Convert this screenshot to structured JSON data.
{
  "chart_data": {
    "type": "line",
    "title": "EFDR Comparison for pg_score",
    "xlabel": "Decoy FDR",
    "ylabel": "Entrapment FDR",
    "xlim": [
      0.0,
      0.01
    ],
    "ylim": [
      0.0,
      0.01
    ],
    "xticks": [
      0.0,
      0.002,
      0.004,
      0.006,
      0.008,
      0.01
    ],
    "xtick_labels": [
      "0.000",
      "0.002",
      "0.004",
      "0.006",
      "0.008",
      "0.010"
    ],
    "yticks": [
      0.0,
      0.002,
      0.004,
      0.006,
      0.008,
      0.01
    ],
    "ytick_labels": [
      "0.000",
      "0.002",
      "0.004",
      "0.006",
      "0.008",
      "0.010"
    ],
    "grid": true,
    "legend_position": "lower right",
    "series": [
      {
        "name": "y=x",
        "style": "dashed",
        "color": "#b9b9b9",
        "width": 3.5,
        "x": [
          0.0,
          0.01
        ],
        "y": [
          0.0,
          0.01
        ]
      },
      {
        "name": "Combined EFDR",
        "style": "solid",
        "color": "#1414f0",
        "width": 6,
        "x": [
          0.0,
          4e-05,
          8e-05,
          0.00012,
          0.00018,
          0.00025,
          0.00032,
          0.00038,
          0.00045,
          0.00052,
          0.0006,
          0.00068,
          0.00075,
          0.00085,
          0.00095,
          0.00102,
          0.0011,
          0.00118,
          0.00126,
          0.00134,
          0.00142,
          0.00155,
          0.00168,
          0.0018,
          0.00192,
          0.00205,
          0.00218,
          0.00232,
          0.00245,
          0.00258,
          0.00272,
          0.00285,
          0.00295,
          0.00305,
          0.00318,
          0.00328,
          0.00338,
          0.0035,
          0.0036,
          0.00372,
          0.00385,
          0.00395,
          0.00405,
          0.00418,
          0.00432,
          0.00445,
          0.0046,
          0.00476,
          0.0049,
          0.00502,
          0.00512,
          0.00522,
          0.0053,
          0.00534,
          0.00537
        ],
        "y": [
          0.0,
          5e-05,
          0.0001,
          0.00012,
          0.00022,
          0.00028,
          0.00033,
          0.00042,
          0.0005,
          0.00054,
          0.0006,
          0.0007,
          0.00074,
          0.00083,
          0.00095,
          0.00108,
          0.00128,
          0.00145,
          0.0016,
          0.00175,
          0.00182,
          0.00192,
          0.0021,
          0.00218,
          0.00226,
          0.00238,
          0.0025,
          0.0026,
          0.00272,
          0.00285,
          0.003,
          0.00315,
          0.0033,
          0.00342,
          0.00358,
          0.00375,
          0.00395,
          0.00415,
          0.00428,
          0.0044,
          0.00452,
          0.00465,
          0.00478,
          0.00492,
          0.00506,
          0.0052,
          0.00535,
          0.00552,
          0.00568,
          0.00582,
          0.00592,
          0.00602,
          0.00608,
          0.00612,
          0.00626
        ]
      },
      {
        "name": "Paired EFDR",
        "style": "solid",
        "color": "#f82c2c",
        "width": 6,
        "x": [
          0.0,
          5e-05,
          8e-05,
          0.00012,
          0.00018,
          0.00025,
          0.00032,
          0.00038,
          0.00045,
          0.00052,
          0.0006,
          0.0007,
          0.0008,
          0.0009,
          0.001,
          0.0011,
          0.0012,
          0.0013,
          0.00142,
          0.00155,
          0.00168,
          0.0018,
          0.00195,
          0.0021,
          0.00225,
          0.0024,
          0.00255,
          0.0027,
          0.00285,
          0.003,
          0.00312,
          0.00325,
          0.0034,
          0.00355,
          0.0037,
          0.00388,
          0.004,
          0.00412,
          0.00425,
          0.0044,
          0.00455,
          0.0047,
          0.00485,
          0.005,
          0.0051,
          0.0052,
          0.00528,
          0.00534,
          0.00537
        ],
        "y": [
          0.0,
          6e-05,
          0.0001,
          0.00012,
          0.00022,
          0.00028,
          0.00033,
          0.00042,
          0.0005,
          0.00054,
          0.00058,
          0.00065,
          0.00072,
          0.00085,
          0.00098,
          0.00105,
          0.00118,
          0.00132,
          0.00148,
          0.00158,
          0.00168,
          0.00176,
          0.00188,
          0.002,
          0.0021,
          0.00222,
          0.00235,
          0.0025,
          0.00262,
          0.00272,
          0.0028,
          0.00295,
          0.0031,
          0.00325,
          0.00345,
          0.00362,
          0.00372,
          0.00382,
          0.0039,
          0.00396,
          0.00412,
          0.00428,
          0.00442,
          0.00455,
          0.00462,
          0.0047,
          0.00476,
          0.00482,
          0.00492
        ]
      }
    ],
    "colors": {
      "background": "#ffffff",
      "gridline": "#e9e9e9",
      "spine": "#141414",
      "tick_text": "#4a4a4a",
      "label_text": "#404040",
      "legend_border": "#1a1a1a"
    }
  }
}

- [Task instructions]: Go through the listing above and return every line where the word "EFDR" occurs.

- [Reply to the exercise]:
    "title": "EFDR Comparison for pg_score",
        "name": "Combined EFDR",
        "name": "Paired EFDR",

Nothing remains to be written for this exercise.